GIVEN REQUEST | Look for "text" in each line of the entries, and return the matching lines.

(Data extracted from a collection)
☆ ☆ ☆

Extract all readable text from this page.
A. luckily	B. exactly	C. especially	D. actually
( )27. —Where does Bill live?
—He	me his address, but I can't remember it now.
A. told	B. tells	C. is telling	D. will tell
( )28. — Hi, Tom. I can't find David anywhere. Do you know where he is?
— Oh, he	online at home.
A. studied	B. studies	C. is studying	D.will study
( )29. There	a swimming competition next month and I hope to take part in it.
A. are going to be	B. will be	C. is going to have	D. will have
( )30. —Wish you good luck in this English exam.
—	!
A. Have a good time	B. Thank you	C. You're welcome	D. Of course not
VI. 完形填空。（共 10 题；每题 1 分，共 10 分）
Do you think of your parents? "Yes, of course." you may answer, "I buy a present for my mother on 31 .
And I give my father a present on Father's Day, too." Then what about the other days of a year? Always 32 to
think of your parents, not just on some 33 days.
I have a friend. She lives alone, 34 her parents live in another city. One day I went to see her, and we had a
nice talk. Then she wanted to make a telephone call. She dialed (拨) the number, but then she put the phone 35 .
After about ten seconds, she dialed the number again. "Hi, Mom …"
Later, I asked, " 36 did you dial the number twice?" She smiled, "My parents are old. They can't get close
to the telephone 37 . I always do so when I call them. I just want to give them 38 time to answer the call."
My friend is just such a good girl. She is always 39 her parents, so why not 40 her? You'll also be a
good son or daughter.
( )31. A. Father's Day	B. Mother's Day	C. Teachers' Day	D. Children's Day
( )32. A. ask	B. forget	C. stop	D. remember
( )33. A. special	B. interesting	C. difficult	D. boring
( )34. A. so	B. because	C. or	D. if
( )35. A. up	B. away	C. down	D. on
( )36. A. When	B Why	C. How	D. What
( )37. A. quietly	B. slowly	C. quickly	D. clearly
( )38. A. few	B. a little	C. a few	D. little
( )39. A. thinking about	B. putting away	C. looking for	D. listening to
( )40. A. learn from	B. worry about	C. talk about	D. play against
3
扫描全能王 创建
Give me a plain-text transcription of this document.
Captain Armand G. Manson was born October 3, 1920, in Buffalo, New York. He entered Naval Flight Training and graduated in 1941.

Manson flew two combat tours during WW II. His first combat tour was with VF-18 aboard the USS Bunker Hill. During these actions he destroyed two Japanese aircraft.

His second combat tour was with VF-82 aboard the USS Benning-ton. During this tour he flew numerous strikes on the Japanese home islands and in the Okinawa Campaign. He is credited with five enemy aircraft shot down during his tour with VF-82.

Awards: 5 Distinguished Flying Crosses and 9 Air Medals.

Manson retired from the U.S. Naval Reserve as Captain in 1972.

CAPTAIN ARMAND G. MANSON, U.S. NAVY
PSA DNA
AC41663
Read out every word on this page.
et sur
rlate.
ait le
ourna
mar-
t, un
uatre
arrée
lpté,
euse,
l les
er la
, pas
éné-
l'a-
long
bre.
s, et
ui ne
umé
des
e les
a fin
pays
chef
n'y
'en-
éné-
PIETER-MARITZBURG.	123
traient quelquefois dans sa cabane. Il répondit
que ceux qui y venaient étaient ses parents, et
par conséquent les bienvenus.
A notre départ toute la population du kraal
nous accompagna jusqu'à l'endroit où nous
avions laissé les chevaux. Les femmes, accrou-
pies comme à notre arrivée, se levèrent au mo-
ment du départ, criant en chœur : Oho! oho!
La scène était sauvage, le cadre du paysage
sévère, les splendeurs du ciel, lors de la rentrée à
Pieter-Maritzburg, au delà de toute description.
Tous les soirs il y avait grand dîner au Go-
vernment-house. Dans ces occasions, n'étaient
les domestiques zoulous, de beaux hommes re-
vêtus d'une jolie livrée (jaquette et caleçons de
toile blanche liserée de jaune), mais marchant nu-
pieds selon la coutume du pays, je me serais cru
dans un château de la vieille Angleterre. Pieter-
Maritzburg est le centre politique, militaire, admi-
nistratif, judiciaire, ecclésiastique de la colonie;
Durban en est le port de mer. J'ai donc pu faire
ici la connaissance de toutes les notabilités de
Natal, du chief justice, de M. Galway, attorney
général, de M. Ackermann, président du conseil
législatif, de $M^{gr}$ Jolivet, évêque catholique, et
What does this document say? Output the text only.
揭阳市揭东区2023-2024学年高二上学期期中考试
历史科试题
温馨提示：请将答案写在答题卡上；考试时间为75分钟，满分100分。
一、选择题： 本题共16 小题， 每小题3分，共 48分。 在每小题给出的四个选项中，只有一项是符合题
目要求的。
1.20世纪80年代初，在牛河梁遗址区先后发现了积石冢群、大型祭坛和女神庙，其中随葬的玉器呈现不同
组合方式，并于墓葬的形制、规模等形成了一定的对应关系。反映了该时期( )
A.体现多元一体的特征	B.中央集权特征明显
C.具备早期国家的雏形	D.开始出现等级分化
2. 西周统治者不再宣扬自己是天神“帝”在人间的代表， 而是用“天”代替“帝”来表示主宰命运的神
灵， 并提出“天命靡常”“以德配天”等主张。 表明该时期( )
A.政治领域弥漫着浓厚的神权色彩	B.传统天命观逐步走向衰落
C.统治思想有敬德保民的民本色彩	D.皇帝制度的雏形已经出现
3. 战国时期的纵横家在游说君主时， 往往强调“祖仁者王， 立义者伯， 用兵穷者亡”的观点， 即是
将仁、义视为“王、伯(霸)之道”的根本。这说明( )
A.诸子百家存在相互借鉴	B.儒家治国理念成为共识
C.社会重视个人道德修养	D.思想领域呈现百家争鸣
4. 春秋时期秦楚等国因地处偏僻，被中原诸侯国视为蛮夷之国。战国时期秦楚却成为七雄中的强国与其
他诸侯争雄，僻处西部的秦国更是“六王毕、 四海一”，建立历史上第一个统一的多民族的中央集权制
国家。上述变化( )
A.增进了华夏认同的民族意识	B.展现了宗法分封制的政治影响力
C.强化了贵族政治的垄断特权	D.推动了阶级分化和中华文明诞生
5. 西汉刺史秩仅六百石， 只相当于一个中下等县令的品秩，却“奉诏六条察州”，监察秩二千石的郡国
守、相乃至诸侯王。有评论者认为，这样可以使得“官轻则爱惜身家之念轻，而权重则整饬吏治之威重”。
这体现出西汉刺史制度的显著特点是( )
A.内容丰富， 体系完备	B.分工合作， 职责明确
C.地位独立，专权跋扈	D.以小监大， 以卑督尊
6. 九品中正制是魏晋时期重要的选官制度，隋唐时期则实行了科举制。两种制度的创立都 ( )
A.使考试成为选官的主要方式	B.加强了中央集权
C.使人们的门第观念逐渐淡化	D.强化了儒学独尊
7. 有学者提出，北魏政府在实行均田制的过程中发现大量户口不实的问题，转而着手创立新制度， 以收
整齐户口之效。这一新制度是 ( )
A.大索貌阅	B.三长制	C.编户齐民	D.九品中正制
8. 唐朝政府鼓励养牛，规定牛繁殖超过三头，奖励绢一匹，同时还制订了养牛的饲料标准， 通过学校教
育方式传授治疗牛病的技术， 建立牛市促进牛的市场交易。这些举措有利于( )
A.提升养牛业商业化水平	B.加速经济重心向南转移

☆ ☆ ☆

FULL ANSWER |
Extract all readable text from this page.
Give me a plain-text transcription of this document.
What does this document say? Output the text only.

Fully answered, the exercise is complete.